Edit the rows below by replacing each occurrence of "paragraph" with "text-block", leaving everything else unchanged.

--------

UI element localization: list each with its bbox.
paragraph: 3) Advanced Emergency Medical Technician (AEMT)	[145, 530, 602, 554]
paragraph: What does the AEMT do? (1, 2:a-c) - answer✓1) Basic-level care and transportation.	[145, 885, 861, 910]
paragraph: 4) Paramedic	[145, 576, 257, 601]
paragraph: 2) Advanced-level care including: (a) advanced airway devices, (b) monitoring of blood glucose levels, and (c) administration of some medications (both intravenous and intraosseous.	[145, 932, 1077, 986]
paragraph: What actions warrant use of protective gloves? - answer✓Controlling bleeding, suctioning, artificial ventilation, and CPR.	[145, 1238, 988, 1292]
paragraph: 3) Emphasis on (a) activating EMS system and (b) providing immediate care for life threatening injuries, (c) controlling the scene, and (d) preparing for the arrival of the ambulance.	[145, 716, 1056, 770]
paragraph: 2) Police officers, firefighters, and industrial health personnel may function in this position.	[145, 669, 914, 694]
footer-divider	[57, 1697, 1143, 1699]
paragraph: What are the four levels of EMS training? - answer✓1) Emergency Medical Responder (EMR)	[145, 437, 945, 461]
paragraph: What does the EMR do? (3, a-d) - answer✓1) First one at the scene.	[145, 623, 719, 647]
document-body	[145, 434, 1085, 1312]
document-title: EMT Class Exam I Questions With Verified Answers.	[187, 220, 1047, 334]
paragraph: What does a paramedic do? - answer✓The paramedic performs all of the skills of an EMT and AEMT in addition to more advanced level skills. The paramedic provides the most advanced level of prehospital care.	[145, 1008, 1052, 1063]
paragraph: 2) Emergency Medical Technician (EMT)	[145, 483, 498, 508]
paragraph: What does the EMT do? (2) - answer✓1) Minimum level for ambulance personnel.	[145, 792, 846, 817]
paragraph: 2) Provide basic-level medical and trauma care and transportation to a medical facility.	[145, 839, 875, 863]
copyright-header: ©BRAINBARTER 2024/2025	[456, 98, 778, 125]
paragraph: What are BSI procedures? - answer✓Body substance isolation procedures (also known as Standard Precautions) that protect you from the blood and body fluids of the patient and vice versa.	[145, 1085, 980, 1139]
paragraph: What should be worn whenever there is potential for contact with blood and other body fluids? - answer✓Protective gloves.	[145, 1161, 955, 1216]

--------

RESPONSE TO THE EXERCISE ->
UI element localization: list each with its bbox.
text-block: 3) Advanced Emergency Medical Technician (AEMT)	[145, 530, 602, 554]
text-block: What does the AEMT do? (1, 2:a-c) - answer✓1) Basic-level care and transportation.	[145, 885, 861, 910]
text-block: 4) Paramedic	[145, 576, 257, 601]
text-block: 2) Advanced-level care including: (a) advanced airway devices, (b) monitoring of blood glucose levels, and (c) administration of some medications (both intravenous and intraosseous.	[145, 932, 1077, 986]
text-block: What actions warrant use of protective gloves? - answer✓Controlling bleeding, suctioning, artificial ventilation, and CPR.	[145, 1238, 988, 1292]
text-block: 3) Emphasis on (a) activating EMS system and (b) providing immediate care for life threatening injuries, (c) controlling the scene, and (d) preparing for the arrival of the ambulance.	[145, 716, 1056, 770]
text-block: 2) Police officers, firefighters, and industrial health personnel may function in this position.	[145, 669, 914, 694]
footer-divider	[57, 1697, 1143, 1699]
text-block: What are the four levels of EMS training? - answer✓1) Emergency Medical Responder (EMR)	[145, 437, 945, 461]
text-block: What does the EMR do? (3, a-d) - answer✓1) First one at the scene.	[145, 623, 719, 647]
document-body	[145, 434, 1085, 1312]
document-title: EMT Class Exam I Questions With Verified Answers.	[187, 220, 1047, 334]
text-block: What does a paramedic do? - answer✓The paramedic performs all of the skills of an EMT and AEMT in addition to more advanced level skills. The paramedic provides the most advanced level of prehospital care.	[145, 1008, 1052, 1063]
text-block: 2) Emergency Medical Technician (EMT)	[145, 483, 498, 508]
text-block: What does the EMT do? (2) - answer✓1) Minimum level for ambulance personnel.	[145, 792, 846, 817]
text-block: 2) Provide basic-level medical and trauma care and transportation to a medical facility.	[145, 839, 875, 863]
copyright-header: ©BRAINBARTER 2024/2025	[456, 98, 778, 125]
text-block: What are BSI procedures? - answer✓Body substance isolation procedures (also known as Standard Precautions) that protect you from the blood and body fluids of the patient and vice versa.	[145, 1085, 980, 1139]
text-block: What should be worn whenever there is potential for contact with blood and other body fluids? - answer✓Protective gloves.	[145, 1161, 955, 1216]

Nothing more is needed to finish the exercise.